(SHORT PROBLEM) Copy out the data exactly, leaving the pictures behind.
==*==
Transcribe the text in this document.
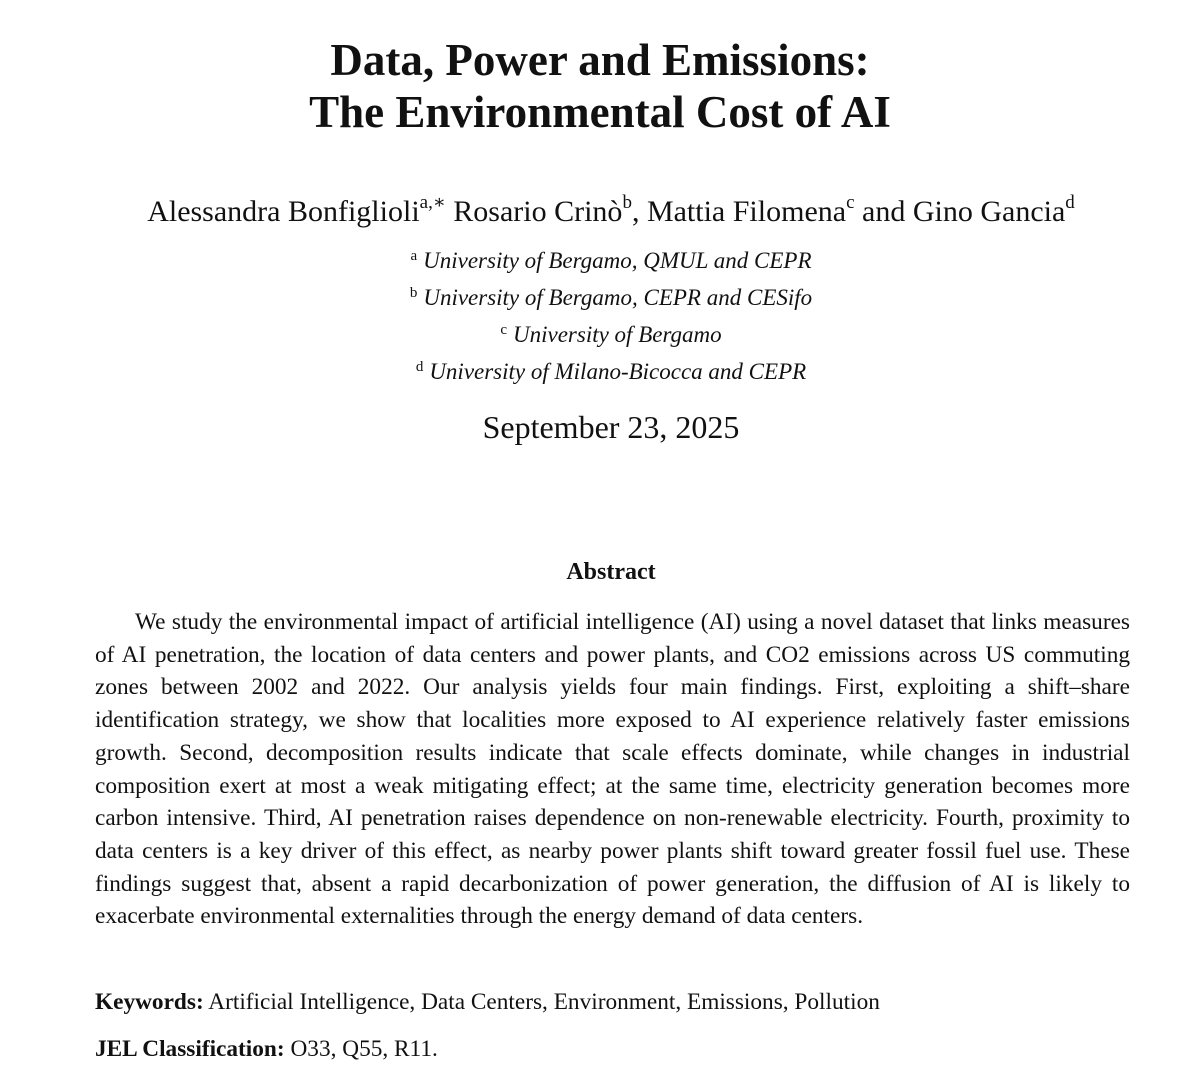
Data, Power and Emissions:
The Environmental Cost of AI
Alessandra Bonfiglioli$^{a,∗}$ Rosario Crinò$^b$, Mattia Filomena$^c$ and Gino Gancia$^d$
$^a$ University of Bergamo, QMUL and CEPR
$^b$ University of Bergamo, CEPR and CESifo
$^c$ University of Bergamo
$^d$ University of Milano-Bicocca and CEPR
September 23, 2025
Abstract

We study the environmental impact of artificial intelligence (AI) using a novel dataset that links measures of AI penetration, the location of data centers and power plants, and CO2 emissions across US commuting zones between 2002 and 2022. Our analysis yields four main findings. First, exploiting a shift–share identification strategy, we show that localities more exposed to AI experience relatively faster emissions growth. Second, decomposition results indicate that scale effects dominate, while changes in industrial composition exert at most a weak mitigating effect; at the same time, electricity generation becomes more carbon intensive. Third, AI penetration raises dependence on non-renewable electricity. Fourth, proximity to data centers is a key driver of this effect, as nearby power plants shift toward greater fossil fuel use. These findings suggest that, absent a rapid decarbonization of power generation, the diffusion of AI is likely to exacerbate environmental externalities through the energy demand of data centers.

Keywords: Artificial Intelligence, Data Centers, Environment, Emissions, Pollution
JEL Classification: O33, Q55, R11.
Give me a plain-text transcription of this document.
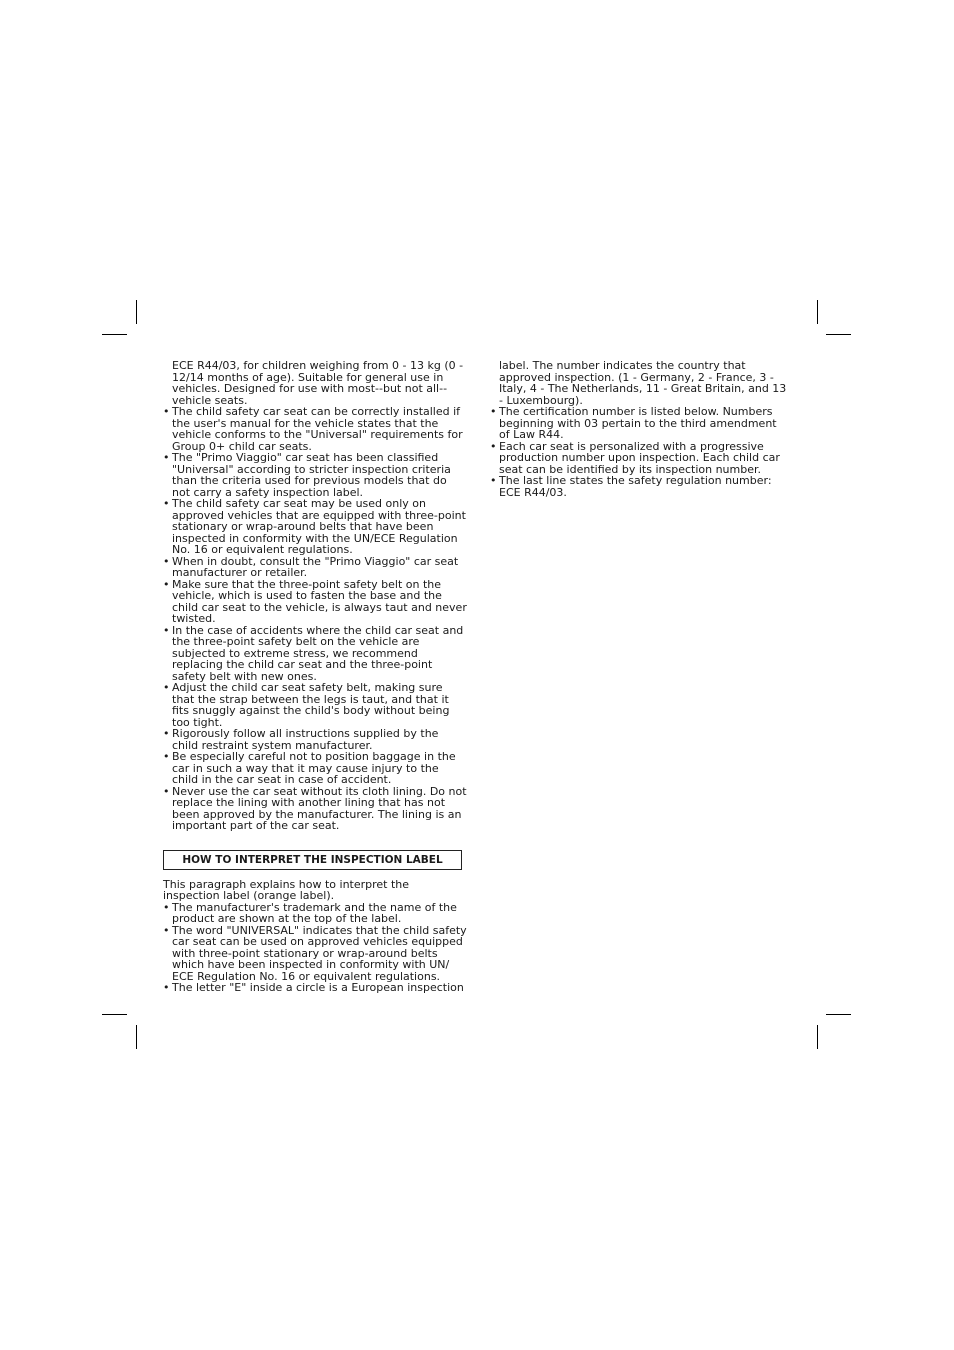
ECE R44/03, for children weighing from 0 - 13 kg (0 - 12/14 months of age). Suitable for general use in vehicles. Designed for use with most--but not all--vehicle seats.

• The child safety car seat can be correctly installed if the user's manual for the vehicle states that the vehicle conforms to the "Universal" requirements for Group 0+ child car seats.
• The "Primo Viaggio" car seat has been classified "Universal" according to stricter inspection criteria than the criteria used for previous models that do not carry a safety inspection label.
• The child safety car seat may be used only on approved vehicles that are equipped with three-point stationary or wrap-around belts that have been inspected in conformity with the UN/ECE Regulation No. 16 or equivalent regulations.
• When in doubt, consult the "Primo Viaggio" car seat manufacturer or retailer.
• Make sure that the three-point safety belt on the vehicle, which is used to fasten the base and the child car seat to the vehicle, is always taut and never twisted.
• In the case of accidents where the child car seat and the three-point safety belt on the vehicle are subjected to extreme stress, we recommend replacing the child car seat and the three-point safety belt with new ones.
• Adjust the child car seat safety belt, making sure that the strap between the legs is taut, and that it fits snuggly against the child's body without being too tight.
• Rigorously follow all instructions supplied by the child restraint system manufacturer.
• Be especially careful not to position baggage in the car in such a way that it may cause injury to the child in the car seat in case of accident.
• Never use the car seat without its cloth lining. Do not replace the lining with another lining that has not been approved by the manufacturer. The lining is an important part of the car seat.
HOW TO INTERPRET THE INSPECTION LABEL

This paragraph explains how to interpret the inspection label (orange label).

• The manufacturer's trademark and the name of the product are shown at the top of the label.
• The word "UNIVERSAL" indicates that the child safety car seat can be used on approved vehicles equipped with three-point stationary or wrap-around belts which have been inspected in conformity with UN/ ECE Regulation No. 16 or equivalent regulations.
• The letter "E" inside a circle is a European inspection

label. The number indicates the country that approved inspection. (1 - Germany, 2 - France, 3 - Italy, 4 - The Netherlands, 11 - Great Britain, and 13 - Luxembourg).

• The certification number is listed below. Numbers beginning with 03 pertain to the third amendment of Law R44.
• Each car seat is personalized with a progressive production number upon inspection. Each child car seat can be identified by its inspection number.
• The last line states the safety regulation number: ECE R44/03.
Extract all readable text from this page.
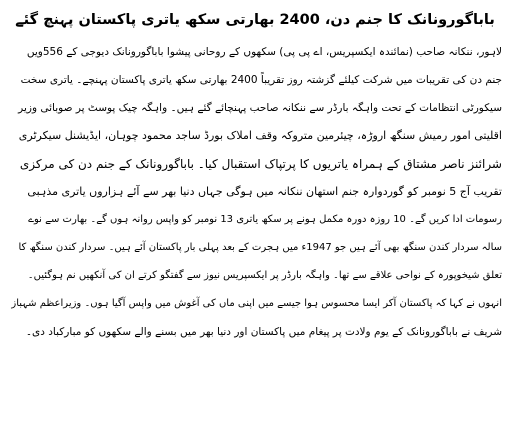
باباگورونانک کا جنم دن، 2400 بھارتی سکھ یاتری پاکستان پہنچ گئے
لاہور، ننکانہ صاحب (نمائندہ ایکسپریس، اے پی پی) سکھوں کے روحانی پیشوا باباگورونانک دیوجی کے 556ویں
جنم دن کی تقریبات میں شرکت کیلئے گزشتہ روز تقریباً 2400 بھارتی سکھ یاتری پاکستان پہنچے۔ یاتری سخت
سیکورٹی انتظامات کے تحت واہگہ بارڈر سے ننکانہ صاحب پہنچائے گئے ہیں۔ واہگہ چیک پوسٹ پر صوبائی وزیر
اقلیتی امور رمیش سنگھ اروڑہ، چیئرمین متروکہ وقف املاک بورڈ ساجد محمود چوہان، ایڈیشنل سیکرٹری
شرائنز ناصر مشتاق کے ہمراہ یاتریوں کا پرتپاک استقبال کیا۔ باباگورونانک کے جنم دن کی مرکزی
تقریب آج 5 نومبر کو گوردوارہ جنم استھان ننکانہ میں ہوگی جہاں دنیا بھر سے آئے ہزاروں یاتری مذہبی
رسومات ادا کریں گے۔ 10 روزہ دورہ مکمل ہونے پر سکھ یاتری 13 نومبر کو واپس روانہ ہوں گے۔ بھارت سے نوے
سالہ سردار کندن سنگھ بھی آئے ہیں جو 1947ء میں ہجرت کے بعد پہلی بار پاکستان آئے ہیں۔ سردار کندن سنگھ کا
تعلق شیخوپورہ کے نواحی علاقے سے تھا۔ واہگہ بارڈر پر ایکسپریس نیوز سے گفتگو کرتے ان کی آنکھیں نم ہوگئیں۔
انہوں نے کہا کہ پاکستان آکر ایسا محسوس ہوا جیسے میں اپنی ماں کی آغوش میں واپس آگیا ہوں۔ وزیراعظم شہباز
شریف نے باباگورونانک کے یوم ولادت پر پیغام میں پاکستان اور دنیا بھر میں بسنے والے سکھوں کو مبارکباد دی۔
==*==
(SOLUTION TO THIS TASK)
Transcribe the text in this document.
Data, Power and Emissions:
The Environmental Cost of AI
Alessandra Bonfiglioli$^{a,∗}$ Rosario Crinò$^b$, Mattia Filomena$^c$ and Gino Gancia$^d$
$^a$ University of Bergamo, QMUL and CEPR
$^b$ University of Bergamo, CEPR and CESifo
$^c$ University of Bergamo
$^d$ University of Milano-Bicocca and CEPR
September 23, 2025
Abstract

We study the environmental impact of artificial intelligence (AI) using a novel dataset that links measures of AI penetration, the location of data centers and power plants, and CO2 emissions across US commuting zones between 2002 and 2022. Our analysis yields four main findings. First, exploiting a shift–share identification strategy, we show that localities more exposed to AI experience relatively faster emissions growth. Second, decomposition results indicate that scale effects dominate, while changes in industrial composition exert at most a weak mitigating effect; at the same time, electricity generation becomes more carbon intensive. Third, AI penetration raises dependence on non-renewable electricity. Fourth, proximity to data centers is a key driver of this effect, as nearby power plants shift toward greater fossil fuel use. These findings suggest that, absent a rapid decarbonization of power generation, the diffusion of AI is likely to exacerbate environmental externalities through the energy demand of data centers.

Keywords: Artificial Intelligence, Data Centers, Environment, Emissions, Pollution
JEL Classification: O33, Q55, R11.
Give me a plain-text transcription of this document.
ECE R44/03, for children weighing from 0 - 13 kg (0 - 12/14 months of age). Suitable for general use in vehicles. Designed for use with most--but not all--vehicle seats.

• The child safety car seat can be correctly installed if the user's manual for the vehicle states that the vehicle conforms to the "Universal" requirements for Group 0+ child car seats.
• The "Primo Viaggio" car seat has been classified "Universal" according to stricter inspection criteria than the criteria used for previous models that do not carry a safety inspection label.
• The child safety car seat may be used only on approved vehicles that are equipped with three-point stationary or wrap-around belts that have been inspected in conformity with the UN/ECE Regulation No. 16 or equivalent regulations.
• When in doubt, consult the "Primo Viaggio" car seat manufacturer or retailer.
• Make sure that the three-point safety belt on the vehicle, which is used to fasten the base and the child car seat to the vehicle, is always taut and never twisted.
• In the case of accidents where the child car seat and the three-point safety belt on the vehicle are subjected to extreme stress, we recommend replacing the child car seat and the three-point safety belt with new ones.
• Adjust the child car seat safety belt, making sure that the strap between the legs is taut, and that it fits snuggly against the child's body without being too tight.
• Rigorously follow all instructions supplied by the child restraint system manufacturer.
• Be especially careful not to position baggage in the car in such a way that it may cause injury to the child in the car seat in case of accident.
• Never use the car seat without its cloth lining. Do not replace the lining with another lining that has not been approved by the manufacturer. The lining is an important part of the car seat.
HOW TO INTERPRET THE INSPECTION LABEL

This paragraph explains how to interpret the inspection label (orange label).

• The manufacturer's trademark and the name of the product are shown at the top of the label.
• The word "UNIVERSAL" indicates that the child safety car seat can be used on approved vehicles equipped with three-point stationary or wrap-around belts which have been inspected in conformity with UN/ ECE Regulation No. 16 or equivalent regulations.
• The letter "E" inside a circle is a European inspection

label. The number indicates the country that approved inspection. (1 - Germany, 2 - France, 3 - Italy, 4 - The Netherlands, 11 - Great Britain, and 13 - Luxembourg).

• The certification number is listed below. Numbers beginning with 03 pertain to the third amendment of Law R44.
• Each car seat is personalized with a progressive production number upon inspection. Each child car seat can be identified by its inspection number.
• The last line states the safety regulation number: ECE R44/03.
Extract all readable text from this page.
باباگورونانک کا جنم دن، 2400 بھارتی سکھ یاتری پاکستان پہنچ گئے
لاہور، ننکانہ صاحب (نمائندہ ایکسپریس، اے پی پی) سکھوں کے روحانی پیشوا باباگورونانک دیوجی کے 556ویں
جنم دن کی تقریبات میں شرکت کیلئے گزشتہ روز تقریباً 2400 بھارتی سکھ یاتری پاکستان پہنچے۔ یاتری سخت
سیکورٹی انتظامات کے تحت واہگہ بارڈر سے ننکانہ صاحب پہنچائے گئے ہیں۔ واہگہ چیک پوسٹ پر صوبائی وزیر
اقلیتی امور رمیش سنگھ اروڑہ، چیئرمین متروکہ وقف املاک بورڈ ساجد محمود چوہان، ایڈیشنل سیکرٹری
شرائنز ناصر مشتاق کے ہمراہ یاتریوں کا پرتپاک استقبال کیا۔ باباگورونانک کے جنم دن کی مرکزی
تقریب آج 5 نومبر کو گوردوارہ جنم استھان ننکانہ میں ہوگی جہاں دنیا بھر سے آئے ہزاروں یاتری مذہبی
رسومات ادا کریں گے۔ 10 روزہ دورہ مکمل ہونے پر سکھ یاتری 13 نومبر کو واپس روانہ ہوں گے۔ بھارت سے نوے
سالہ سردار کندن سنگھ بھی آئے ہیں جو 1947ء میں ہجرت کے بعد پہلی بار پاکستان آئے ہیں۔ سردار کندن سنگھ کا
تعلق شیخوپورہ کے نواحی علاقے سے تھا۔ واہگہ بارڈر پر ایکسپریس نیوز سے گفتگو کرتے ان کی آنکھیں نم ہوگئیں۔
انہوں نے کہا کہ پاکستان آکر ایسا محسوس ہوا جیسے میں اپنی ماں کی آغوش میں واپس آگیا ہوں۔ وزیراعظم شہباز
شریف نے باباگورونانک کے یوم ولادت پر پیغام میں پاکستان اور دنیا بھر میں بسنے والے سکھوں کو مبارکباد دی۔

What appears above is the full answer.